▶ [Exercise inputs]:
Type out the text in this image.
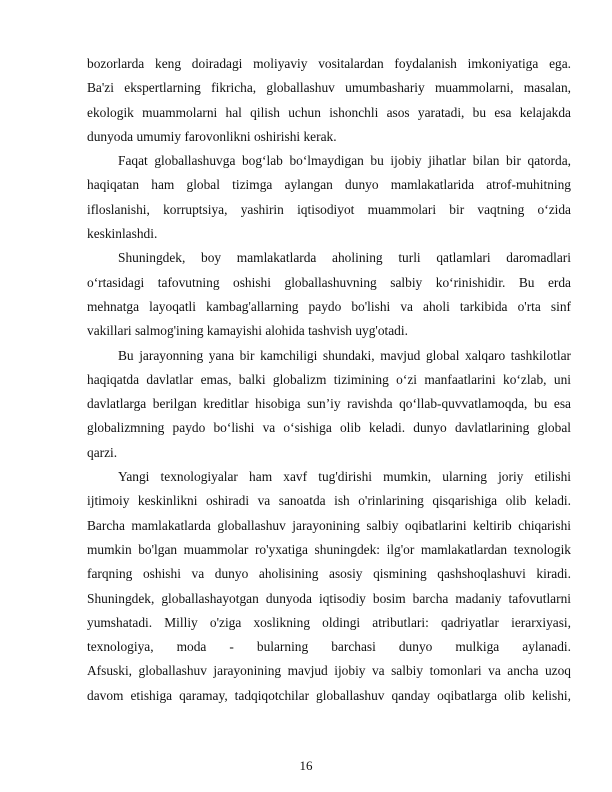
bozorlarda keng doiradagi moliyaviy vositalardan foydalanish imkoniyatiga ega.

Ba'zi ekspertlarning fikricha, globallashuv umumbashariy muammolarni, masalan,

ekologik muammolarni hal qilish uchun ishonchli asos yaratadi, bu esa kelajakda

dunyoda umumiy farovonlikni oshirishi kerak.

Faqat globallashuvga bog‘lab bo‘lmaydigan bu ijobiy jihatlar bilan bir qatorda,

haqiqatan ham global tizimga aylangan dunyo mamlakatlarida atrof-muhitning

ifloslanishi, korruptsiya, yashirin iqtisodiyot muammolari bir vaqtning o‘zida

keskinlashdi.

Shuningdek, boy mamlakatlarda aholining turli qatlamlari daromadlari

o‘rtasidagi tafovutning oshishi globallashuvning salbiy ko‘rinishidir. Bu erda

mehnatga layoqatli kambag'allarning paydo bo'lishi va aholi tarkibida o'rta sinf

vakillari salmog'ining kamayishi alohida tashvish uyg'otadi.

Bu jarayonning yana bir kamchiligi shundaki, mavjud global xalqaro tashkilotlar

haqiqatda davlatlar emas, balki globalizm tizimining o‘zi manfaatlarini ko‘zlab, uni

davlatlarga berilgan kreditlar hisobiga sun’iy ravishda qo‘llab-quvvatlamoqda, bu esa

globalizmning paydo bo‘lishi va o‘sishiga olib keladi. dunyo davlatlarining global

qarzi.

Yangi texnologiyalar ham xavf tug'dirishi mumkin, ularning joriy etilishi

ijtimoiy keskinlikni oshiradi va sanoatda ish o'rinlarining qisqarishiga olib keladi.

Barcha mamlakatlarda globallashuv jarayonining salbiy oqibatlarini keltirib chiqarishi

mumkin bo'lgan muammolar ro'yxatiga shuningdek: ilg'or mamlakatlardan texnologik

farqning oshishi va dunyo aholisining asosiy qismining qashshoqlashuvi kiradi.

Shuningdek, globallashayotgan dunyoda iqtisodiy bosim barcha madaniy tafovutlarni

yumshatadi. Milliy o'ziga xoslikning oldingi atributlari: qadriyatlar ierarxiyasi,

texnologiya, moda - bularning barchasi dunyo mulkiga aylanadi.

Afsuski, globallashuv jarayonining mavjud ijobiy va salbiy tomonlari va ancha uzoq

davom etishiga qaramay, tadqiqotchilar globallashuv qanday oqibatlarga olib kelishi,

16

...

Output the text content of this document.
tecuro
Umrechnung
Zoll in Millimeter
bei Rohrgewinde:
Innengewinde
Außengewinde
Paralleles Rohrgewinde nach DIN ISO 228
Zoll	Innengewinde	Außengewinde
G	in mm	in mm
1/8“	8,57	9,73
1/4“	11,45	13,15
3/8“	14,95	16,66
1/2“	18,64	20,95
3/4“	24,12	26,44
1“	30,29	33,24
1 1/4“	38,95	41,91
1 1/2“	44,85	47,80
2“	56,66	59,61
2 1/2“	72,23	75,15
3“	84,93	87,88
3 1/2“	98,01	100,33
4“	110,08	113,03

▶ [Problem to solve]: Copy out each line in the listing that has the word "Rohrgewinde".

▶ [Solution]:
bei Rohrgewinde:
Paralleles Rohrgewinde nach DIN ISO 228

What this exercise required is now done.